**Entries**

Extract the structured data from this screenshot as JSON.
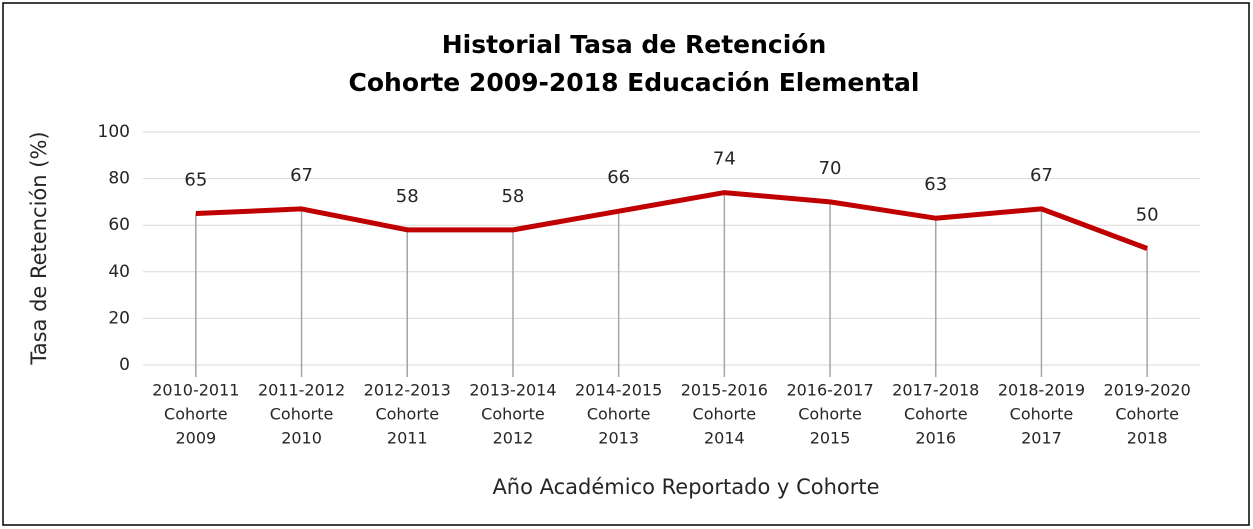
{
  "chart_data": {
    "type": "line",
    "title": "Historial Tasa de Retención",
    "subtitle": "Cohorte 2009-2018 Educación Elemental",
    "x_label": "Año Académico Reportado y Cohorte",
    "y_label": "Tasa de Retención (%)",
    "categories": [
      [
        "2010-2011",
        "Cohorte",
        "2009"
      ],
      [
        "2011-2012",
        "Cohorte",
        "2010"
      ],
      [
        "2012-2013",
        "Cohorte",
        "2011"
      ],
      [
        "2013-2014",
        "Cohorte",
        "2012"
      ],
      [
        "2014-2015",
        "Cohorte",
        "2013"
      ],
      [
        "2015-2016",
        "Cohorte",
        "2014"
      ],
      [
        "2016-2017",
        "Cohorte",
        "2015"
      ],
      [
        "2017-2018",
        "Cohorte",
        "2016"
      ],
      [
        "2018-2019",
        "Cohorte",
        "2017"
      ],
      [
        "2019-2020",
        "Cohorte",
        "2018"
      ]
    ],
    "values": [
      65,
      67,
      58,
      58,
      66,
      74,
      70,
      63,
      67,
      50
    ],
    "color": "#c00000",
    "ylim": [
      0,
      100
    ],
    "yticks": [
      0,
      20,
      40,
      60,
      80,
      100
    ],
    "grid": true,
    "drop_lines": true
  }
}
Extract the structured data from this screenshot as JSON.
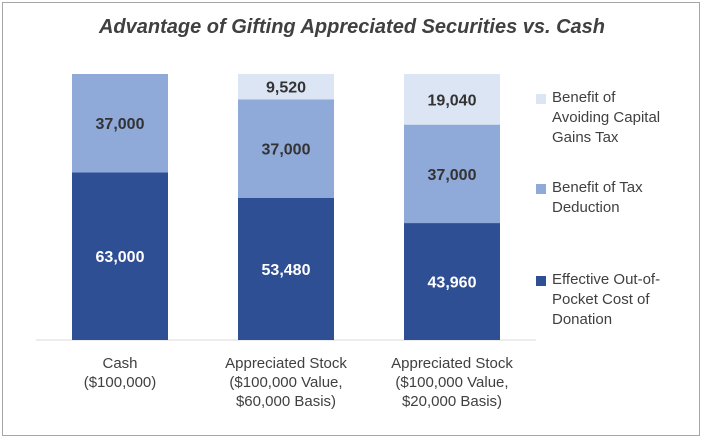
{
  "chart_data": {
    "type": "bar",
    "stacked": true,
    "title": "Advantage of  Gifting Appreciated Securities vs. Cash",
    "categories": [
      "Cash\n($100,000)",
      "Appreciated Stock\n($100,000 Value,\n$60,000 Basis)",
      "Appreciated Stock\n($100,000 Value,\n$20,000 Basis)"
    ],
    "series": [
      {
        "name": "Effective Out-of-\nPocket Cost of\nDonation",
        "color": "#2f4f94",
        "label_color": "#ffffff",
        "values": [
          63000,
          53480,
          43960
        ],
        "labels": [
          "63,000",
          "53,480",
          "43,960"
        ]
      },
      {
        "name": "Benefit of Tax\nDeduction",
        "color": "#8fa9d9",
        "label_color": "#333333",
        "values": [
          37000,
          37000,
          37000
        ],
        "labels": [
          "37,000",
          "37,000",
          "37,000"
        ]
      },
      {
        "name": "Benefit of\nAvoiding Capital\nGains Tax",
        "color": "#dce5f4",
        "label_color": "#333333",
        "values": [
          0,
          9520,
          19040
        ],
        "labels": [
          "",
          "9,520",
          "19,040"
        ]
      }
    ],
    "ylim": [
      0,
      100000
    ],
    "grid": false,
    "legend": "right"
  }
}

**Exercise**
Print each line of the material above exactly, with the pictures removed from your copy.

**Result for this exercise**
Extract the structured data from this screenshot as JSON.
{
  "chart_data": {
    "type": "line",
    "title": "Historial Tasa de Retención",
    "subtitle": "Cohorte 2009-2018 Educación Elemental",
    "x_label": "Año Académico Reportado y Cohorte",
    "y_label": "Tasa de Retención (%)",
    "categories": [
      [
        "2010-2011",
        "Cohorte",
        "2009"
      ],
      [
        "2011-2012",
        "Cohorte",
        "2010"
      ],
      [
        "2012-2013",
        "Cohorte",
        "2011"
      ],
      [
        "2013-2014",
        "Cohorte",
        "2012"
      ],
      [
        "2014-2015",
        "Cohorte",
        "2013"
      ],
      [
        "2015-2016",
        "Cohorte",
        "2014"
      ],
      [
        "2016-2017",
        "Cohorte",
        "2015"
      ],
      [
        "2017-2018",
        "Cohorte",
        "2016"
      ],
      [
        "2018-2019",
        "Cohorte",
        "2017"
      ],
      [
        "2019-2020",
        "Cohorte",
        "2018"
      ]
    ],
    "values": [
      65,
      67,
      58,
      58,
      66,
      74,
      70,
      63,
      67,
      50
    ],
    "color": "#c00000",
    "ylim": [
      0,
      100
    ],
    "yticks": [
      0,
      20,
      40,
      60,
      80,
      100
    ],
    "grid": true,
    "drop_lines": true
  }
}
Extract the structured data from this screenshot as JSON.
{
  "chart_data": {
    "type": "bar",
    "stacked": true,
    "title": "Advantage of  Gifting Appreciated Securities vs. Cash",
    "categories": [
      "Cash\n($100,000)",
      "Appreciated Stock\n($100,000 Value,\n$60,000 Basis)",
      "Appreciated Stock\n($100,000 Value,\n$20,000 Basis)"
    ],
    "series": [
      {
        "name": "Effective Out-of-\nPocket Cost of\nDonation",
        "color": "#2f4f94",
        "label_color": "#ffffff",
        "values": [
          63000,
          53480,
          43960
        ],
        "labels": [
          "63,000",
          "53,480",
          "43,960"
        ]
      },
      {
        "name": "Benefit of Tax\nDeduction",
        "color": "#8fa9d9",
        "label_color": "#333333",
        "values": [
          37000,
          37000,
          37000
        ],
        "labels": [
          "37,000",
          "37,000",
          "37,000"
        ]
      },
      {
        "name": "Benefit of\nAvoiding Capital\nGains Tax",
        "color": "#dce5f4",
        "label_color": "#333333",
        "values": [
          0,
          9520,
          19040
        ],
        "labels": [
          "",
          "9,520",
          "19,040"
        ]
      }
    ],
    "ylim": [
      0,
      100000
    ],
    "grid": false,
    "legend": "right"
  }
}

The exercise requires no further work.